LabVIEW

Hi Chris,

You can try to set the input range to -273° to 100°C and show how your application run. Perhaps that one solution to your problem...

Best Regards.

Matthieu

hello matthieu

let me explain my problem a little more in detail:

i'm measuring the resistances of some 100s sensors (mixture of PT100, PT500 etc.) using current sources and DMMs (voltage). i have to calculate the resistance for my own, I'm not using some hardware that does the calculation of the temperature for me.

so i'm forced to calculate the temperature out of the well known formula

t > 0 °C: R(t) = Ro * (1 + A*t + B*T^2) 
t < 0 °C: R(t) = Ro * (1 + A*t + B*T^2 + (C*t - 100°C)*t^3) 

this is easy for t > 0 °C, but NOT trivial for t < 0°C. so i was just wandering if someone knows a method/code/vi to calculate the temperature out of the resistance.

 

 

Hi Chris,

2 notes:
1) Do you really use a Pt100 down to 0K?

2) There are standards for those Pt-elements. You can take such a table, put all the values to your preferred spreadsheet program and calculate some BFSL, maybe for different resistance ranges. Put the values of those BFSL into a simple polynomial equation vi, wire the resistance value and you get the temperature... Pt500 is nothing else than 5*Pt100 (more or less).

My vi only needs to do conversion in the range of -50...+150°C. It allows for different Pt-elements (100, 500, 1000) and can be switched between polynomial and linear equation.

Message Edited by GerdW on 08-28-2006 12:29 PM

Hi Chris,

There was a pretty good fit for Pt resistors in an old issue of Cryogenics: L.M. Besley and R.C.Kemp, CRYOGENICS August 1978, p.497

In this publication 2 polynoms were given for 2 temperature ranges: a 16th order polynom for room temperature to approx. 80-100K, and a 9th order polynom from there downward. The only values you have to enter are the resistance at 273K (that's the easy part) and the residual resistance (i.e. R at 4.2K). However, I would not recommend using a PT100 below 40-50K, as it becomes very insensitive.

__DATA LINES__
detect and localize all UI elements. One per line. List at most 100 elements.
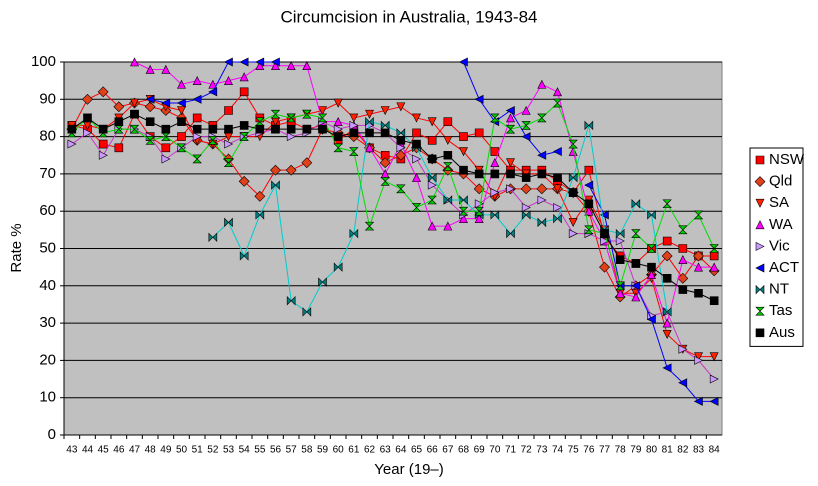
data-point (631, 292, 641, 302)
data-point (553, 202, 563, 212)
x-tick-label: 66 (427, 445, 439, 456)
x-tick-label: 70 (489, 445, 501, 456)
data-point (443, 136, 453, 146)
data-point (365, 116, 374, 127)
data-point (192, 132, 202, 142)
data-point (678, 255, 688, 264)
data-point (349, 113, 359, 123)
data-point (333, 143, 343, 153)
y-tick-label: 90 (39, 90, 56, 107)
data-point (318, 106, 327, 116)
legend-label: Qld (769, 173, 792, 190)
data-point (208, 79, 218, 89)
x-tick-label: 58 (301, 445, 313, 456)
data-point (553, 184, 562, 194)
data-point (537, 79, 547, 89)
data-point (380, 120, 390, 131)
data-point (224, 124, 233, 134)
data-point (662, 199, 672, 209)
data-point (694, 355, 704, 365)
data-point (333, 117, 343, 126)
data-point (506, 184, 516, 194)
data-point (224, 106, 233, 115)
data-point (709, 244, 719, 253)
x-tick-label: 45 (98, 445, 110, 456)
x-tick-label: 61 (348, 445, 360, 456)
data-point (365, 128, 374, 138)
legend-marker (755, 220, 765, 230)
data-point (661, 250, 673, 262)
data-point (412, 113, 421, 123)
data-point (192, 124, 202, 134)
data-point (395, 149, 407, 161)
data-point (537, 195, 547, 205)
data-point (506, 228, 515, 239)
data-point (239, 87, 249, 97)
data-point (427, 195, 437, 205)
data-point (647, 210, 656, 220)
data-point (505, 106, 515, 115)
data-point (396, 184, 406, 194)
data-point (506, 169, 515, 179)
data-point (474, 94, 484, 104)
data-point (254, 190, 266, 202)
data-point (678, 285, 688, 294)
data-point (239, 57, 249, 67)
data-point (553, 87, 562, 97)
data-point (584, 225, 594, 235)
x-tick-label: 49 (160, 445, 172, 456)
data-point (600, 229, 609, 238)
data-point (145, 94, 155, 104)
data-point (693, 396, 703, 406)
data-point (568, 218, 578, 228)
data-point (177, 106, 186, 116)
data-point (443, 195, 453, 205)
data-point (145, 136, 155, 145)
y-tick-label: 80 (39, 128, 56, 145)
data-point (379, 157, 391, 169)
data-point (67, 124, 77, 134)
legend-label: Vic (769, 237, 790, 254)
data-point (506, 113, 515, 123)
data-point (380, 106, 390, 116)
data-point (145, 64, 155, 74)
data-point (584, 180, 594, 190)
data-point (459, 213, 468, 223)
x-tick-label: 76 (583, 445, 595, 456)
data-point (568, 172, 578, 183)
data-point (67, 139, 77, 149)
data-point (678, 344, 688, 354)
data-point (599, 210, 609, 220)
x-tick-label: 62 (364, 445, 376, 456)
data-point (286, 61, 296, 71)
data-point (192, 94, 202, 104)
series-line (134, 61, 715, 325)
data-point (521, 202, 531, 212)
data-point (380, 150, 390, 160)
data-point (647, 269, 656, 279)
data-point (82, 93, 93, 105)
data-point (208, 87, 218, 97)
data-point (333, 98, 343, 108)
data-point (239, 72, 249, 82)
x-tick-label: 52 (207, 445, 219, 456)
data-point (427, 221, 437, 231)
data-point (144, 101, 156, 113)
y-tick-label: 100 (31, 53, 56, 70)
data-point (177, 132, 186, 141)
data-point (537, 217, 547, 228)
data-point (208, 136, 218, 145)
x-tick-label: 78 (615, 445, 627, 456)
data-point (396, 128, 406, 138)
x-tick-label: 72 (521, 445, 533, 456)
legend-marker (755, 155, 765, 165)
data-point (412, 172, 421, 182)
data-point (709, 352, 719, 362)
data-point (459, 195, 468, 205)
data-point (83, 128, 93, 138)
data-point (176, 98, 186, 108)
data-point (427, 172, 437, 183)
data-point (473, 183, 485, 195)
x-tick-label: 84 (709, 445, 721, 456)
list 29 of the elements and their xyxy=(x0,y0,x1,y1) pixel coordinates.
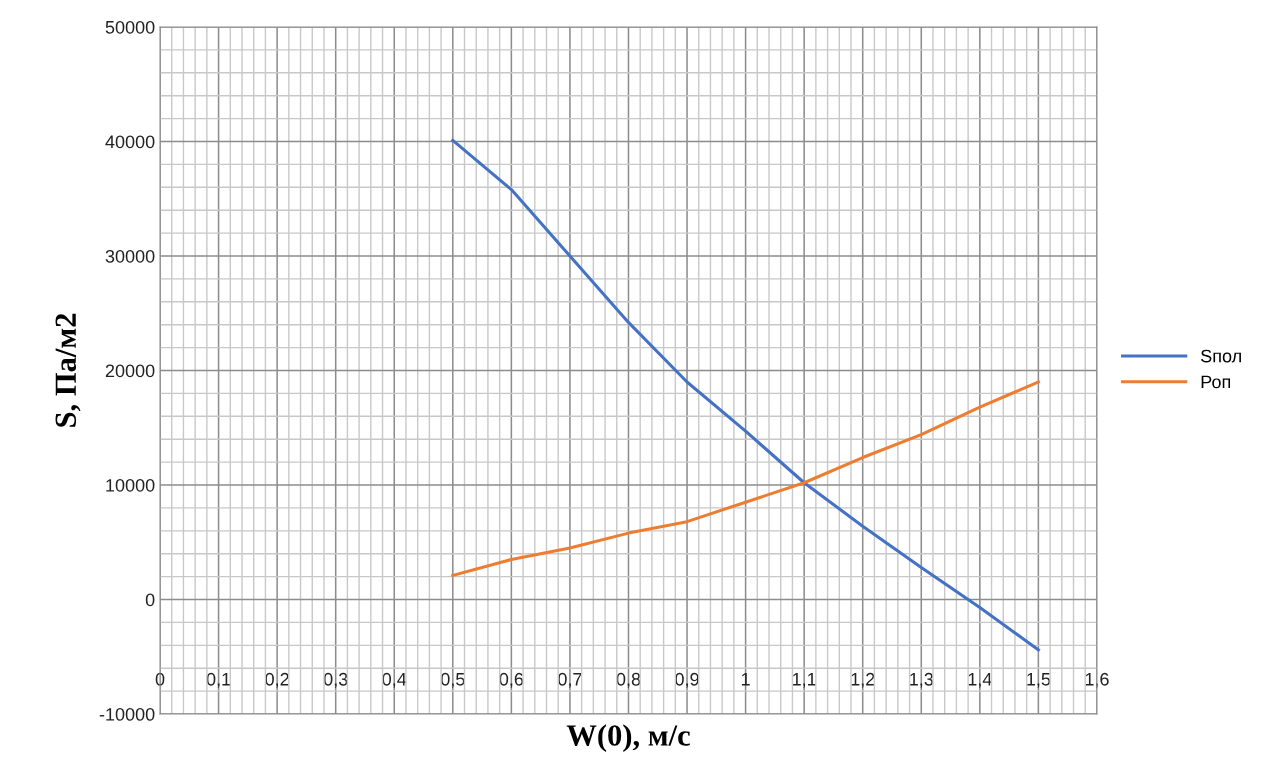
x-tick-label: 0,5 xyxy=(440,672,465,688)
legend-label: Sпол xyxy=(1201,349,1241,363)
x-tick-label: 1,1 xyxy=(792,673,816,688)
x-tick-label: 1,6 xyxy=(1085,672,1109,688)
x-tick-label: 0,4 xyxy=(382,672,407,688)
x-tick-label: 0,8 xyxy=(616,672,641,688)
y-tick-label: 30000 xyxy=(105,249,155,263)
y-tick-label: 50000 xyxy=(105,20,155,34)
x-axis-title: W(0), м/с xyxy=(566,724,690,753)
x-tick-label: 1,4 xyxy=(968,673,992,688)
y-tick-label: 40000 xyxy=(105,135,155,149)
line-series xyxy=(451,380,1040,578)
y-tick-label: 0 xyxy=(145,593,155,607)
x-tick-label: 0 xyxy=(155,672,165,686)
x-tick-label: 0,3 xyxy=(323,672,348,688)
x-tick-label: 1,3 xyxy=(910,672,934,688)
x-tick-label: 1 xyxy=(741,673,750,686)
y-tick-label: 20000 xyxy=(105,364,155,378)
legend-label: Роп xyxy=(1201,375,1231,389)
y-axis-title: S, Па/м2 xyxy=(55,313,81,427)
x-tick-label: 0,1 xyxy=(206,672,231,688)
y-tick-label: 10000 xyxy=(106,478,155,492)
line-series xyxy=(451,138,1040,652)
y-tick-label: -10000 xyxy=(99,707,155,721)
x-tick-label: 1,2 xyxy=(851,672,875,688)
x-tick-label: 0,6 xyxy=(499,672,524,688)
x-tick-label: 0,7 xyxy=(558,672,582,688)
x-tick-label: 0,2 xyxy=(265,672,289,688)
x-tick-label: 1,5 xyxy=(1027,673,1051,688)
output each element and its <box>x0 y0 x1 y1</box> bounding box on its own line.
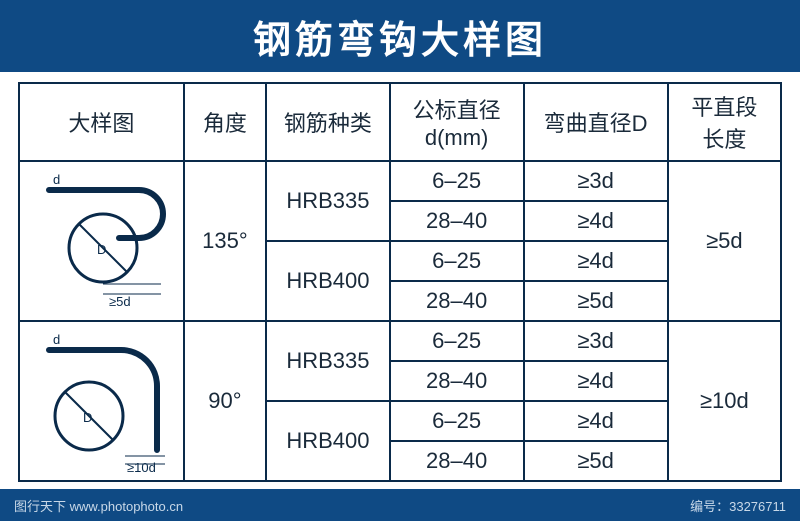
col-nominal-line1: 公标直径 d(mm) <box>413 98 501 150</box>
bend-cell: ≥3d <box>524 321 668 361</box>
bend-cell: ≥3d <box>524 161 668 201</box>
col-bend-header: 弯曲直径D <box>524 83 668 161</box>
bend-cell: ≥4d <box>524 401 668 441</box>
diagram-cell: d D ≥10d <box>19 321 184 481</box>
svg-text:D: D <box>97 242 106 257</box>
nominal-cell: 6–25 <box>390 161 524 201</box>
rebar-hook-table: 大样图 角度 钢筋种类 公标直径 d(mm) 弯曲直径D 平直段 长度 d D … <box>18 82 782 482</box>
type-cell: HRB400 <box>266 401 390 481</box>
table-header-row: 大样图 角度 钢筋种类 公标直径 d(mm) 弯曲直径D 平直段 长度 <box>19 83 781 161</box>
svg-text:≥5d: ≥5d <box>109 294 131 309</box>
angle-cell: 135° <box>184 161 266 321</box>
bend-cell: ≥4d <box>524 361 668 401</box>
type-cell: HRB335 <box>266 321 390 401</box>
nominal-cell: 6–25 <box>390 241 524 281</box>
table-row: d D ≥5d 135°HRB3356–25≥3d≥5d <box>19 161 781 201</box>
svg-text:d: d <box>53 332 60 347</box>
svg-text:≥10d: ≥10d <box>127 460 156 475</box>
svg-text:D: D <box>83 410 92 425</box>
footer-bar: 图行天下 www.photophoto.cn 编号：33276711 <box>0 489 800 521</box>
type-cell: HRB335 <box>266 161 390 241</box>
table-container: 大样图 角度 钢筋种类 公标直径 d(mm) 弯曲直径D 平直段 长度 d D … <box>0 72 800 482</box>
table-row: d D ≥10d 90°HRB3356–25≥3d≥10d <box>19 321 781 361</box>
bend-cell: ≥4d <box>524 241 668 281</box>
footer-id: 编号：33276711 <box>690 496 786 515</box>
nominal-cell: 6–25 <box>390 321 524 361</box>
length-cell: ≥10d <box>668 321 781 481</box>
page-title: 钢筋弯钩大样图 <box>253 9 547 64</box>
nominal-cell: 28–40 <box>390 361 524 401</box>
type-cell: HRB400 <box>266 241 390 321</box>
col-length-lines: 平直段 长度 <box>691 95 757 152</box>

__TASKS__
1: Reproduce the passage of the Pt100 forum thread from "hello matthieu" to "of the resistance.".
2: In the Pt100 forum thread, what order of polynomial does the Cryogenics publication give for the range from room temperature down to approximately 80-100K?
3: Please extend the Pt100 forum thread with a further reply, picking up after its final sentence.
The records come from a separate source and have no connection to the Pt100 forum thread.

__TASK RESULTS__
1:
hello matthieu

let me explain my problem a little more in detail:

i'm measuring the resistances of some 100s sensors (mixture of PT100, PT500 etc.) using current sources and DMMs (voltage). i have to calculate the resistance for my own, I'm not using some hardware that does the calculation of the temperature for me.

so i'm forced to calculate the temperature out of the well known formula

t > 0 °C: R(t) = Ro * (1 + A*t + B*T^2) 
t < 0 °C: R(t) = Ro * (1 + A*t + B*T^2 + (C*t - 100°C)*t^3) 

this is easy for t > 0 °C, but NOT trivial for t < 0°C. so i was just wandering if someone knows a method/code/vi to calculate the temperature out of the resistance.

2: A 16th order polynomial.

3:
I've attached a VI that contains the fit and the polynom coefficients.  The constant "switch between fits" indicates at which fraction of the RT value the switch between the polynoms should take place.

 

Hope this helps.

 

Good luck,

Guenther

 

 

hello gerd and guenther,

thanks for your answers!

1) we're dealing with liquid nitrogen and helium, for deep freeze measurement we use so called TVO sensors (negative temperature coefficient), but we don't know the range for the PTx sensors right now, so i said down to 0K.

2.) the parameters Ro, A, B, and C are measured in a laboratory for each sensor, so i would have to calculate the polynoms for each sensor. i decided to implement a look-up table (the DMMs have <8 bit, we're using 3 ranges of the DMM, so a LUT with some 1.000s value pairs should be enough. i'm gonna calculate the LUT each time the range of the DMM changes).

thanks again for all answers.

I remember doing such a thing for a temp. sensor calibration stand.... more than 10 years ago...

Fist I used a step wise interation (100K step, 10K ... 1mK), worked fine but was a bit too simple  

Next version used a newton (zero finding) interation with a linear calculated start value. After 3 or 4  loops the result differences where lower than 1mK.

The nice thing about both is, that you still can use the given Callendar-Van-Dusen coefficients.

Have you searched the forum, I thought some solutions where posted.  Even if I find my backup they will be LV 3.1 or 4...